▸ WRITTEN TASK
Using the material that follows, identify and copy each line with the string "text".

[Dataset excerpt]
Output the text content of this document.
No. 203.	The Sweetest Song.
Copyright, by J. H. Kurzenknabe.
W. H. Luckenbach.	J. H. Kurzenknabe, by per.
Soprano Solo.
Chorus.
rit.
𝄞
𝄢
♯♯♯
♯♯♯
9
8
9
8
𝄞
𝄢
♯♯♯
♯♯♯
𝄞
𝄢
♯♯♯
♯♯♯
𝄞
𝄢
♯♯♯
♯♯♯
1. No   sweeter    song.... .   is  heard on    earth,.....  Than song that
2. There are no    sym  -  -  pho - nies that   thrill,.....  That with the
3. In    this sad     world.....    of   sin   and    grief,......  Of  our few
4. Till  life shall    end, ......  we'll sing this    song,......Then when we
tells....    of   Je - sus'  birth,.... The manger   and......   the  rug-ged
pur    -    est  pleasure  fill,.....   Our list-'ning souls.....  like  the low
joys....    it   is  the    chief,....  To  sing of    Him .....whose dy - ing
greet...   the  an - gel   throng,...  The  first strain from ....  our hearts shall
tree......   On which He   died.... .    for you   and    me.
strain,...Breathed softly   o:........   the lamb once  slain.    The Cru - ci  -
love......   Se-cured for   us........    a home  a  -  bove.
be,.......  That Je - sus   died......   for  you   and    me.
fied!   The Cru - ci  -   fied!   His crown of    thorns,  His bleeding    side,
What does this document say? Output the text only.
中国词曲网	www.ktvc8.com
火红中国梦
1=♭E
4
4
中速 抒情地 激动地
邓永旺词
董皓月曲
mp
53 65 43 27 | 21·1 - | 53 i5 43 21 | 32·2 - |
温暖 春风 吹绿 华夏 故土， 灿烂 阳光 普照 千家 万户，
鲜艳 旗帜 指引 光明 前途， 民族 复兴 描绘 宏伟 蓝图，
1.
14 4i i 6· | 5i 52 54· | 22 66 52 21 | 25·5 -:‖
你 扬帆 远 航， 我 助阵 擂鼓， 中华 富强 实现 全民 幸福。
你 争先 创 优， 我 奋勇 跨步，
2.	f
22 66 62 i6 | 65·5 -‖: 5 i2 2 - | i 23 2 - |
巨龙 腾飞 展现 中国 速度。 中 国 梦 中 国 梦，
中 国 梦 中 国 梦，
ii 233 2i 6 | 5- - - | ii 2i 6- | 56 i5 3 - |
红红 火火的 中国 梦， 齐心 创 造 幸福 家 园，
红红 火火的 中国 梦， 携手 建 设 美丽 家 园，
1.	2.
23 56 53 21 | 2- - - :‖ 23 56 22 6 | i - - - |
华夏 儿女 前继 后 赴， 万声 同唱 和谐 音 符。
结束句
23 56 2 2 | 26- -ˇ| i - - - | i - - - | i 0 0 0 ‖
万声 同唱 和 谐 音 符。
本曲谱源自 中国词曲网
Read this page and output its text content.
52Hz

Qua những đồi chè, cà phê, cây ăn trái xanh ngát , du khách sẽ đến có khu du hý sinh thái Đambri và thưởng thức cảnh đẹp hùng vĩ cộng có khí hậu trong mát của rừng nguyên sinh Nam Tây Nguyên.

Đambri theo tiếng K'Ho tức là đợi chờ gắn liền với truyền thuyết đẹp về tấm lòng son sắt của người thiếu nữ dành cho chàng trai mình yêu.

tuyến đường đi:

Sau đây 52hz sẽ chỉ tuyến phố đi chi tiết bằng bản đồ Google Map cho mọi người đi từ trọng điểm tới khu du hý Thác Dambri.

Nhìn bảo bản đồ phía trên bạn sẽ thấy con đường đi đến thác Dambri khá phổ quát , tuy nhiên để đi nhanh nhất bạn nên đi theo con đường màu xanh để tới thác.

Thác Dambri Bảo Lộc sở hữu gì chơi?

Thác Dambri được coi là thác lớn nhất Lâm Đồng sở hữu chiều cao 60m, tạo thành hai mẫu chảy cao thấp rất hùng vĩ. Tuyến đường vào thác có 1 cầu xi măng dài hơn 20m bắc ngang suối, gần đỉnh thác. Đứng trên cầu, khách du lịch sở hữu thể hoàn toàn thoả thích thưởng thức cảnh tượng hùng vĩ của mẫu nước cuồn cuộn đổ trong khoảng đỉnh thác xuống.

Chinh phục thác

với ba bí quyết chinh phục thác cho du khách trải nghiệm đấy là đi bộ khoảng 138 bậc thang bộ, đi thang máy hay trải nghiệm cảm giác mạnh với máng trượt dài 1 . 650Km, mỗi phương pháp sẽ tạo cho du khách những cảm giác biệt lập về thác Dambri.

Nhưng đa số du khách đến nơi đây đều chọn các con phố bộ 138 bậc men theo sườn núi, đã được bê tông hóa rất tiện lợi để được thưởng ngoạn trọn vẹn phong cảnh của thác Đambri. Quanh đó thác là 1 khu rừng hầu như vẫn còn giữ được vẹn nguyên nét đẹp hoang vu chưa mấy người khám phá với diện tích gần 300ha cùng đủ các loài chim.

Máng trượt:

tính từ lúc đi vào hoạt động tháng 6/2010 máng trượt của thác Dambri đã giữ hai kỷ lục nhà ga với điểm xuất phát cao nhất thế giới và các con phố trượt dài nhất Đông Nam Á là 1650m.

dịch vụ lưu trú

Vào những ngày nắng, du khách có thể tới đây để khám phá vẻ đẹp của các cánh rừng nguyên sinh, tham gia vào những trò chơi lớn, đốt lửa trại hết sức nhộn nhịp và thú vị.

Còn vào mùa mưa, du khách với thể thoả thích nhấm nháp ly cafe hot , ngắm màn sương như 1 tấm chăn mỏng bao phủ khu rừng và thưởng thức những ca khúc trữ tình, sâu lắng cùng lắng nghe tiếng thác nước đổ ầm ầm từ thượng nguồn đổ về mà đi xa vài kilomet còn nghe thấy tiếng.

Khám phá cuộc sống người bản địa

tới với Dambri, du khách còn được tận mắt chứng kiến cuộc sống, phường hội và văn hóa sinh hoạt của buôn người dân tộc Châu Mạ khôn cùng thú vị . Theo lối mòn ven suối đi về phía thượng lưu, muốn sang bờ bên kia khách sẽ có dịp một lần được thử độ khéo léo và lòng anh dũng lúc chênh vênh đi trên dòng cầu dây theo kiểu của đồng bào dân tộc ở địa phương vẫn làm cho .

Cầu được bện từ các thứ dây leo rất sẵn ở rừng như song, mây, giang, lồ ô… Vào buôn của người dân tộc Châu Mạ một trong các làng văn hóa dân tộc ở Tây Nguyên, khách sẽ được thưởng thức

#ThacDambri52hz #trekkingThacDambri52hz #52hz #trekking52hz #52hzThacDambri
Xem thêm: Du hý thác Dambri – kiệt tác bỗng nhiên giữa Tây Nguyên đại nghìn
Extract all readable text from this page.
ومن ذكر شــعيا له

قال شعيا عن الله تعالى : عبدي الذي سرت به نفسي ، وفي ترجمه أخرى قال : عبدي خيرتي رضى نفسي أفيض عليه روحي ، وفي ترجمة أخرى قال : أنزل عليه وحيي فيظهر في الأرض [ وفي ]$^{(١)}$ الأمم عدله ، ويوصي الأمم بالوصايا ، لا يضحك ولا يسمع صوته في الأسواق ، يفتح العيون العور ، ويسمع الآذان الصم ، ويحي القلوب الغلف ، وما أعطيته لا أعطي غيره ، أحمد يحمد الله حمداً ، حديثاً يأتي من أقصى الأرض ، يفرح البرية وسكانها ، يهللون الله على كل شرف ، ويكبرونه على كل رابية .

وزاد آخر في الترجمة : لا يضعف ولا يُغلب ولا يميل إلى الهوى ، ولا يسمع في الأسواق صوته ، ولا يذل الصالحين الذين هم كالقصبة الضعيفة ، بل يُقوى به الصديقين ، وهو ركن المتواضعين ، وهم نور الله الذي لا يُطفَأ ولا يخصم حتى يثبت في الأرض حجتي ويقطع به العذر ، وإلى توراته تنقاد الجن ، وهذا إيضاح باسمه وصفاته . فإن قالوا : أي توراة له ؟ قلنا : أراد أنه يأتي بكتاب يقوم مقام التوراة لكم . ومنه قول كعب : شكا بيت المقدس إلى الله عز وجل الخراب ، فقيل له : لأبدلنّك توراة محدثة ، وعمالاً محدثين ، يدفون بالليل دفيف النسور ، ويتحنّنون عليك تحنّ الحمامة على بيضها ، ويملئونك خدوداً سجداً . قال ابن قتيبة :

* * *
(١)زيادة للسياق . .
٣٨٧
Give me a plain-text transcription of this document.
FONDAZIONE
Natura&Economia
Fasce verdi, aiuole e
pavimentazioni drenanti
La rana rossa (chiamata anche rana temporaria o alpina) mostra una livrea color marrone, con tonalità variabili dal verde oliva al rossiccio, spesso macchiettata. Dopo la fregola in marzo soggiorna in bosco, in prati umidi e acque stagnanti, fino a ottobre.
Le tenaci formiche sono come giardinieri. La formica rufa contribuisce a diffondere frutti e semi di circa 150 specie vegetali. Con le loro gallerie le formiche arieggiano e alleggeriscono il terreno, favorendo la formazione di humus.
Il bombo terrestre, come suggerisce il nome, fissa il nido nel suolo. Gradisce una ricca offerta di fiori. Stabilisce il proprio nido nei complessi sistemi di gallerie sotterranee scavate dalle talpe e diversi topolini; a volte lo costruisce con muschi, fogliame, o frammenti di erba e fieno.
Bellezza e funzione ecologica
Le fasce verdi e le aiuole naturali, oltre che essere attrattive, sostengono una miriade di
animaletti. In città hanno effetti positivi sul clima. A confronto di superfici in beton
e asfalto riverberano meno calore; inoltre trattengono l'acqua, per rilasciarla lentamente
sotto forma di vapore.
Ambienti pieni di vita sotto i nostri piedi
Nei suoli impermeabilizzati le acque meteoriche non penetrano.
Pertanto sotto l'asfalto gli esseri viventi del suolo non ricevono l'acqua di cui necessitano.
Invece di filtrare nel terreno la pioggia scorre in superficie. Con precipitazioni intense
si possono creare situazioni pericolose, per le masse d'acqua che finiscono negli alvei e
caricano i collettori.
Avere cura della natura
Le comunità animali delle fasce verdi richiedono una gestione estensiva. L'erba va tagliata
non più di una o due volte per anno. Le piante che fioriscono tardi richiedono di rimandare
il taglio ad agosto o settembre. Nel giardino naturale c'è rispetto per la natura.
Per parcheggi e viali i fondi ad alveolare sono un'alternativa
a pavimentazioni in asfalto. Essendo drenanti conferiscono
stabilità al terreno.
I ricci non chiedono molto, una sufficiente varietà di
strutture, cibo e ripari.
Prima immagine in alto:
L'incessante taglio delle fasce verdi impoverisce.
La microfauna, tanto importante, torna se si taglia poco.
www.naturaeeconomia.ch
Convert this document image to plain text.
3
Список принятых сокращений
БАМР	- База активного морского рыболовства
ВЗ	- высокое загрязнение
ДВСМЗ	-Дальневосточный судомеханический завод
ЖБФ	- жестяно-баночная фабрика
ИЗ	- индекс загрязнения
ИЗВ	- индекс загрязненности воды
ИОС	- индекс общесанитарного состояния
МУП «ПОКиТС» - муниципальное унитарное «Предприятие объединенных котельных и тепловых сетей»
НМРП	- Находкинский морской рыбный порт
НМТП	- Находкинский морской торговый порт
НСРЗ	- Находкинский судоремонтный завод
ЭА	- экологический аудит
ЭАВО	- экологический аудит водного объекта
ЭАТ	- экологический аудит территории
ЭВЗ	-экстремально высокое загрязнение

▸ SOLUTION BELOW
Output the text content of this document.
What does this document say? Output the text only.
Read this page and output its text content.
Extract all readable text from this page.
Give me a plain-text transcription of this document.
Convert this document image to plain text.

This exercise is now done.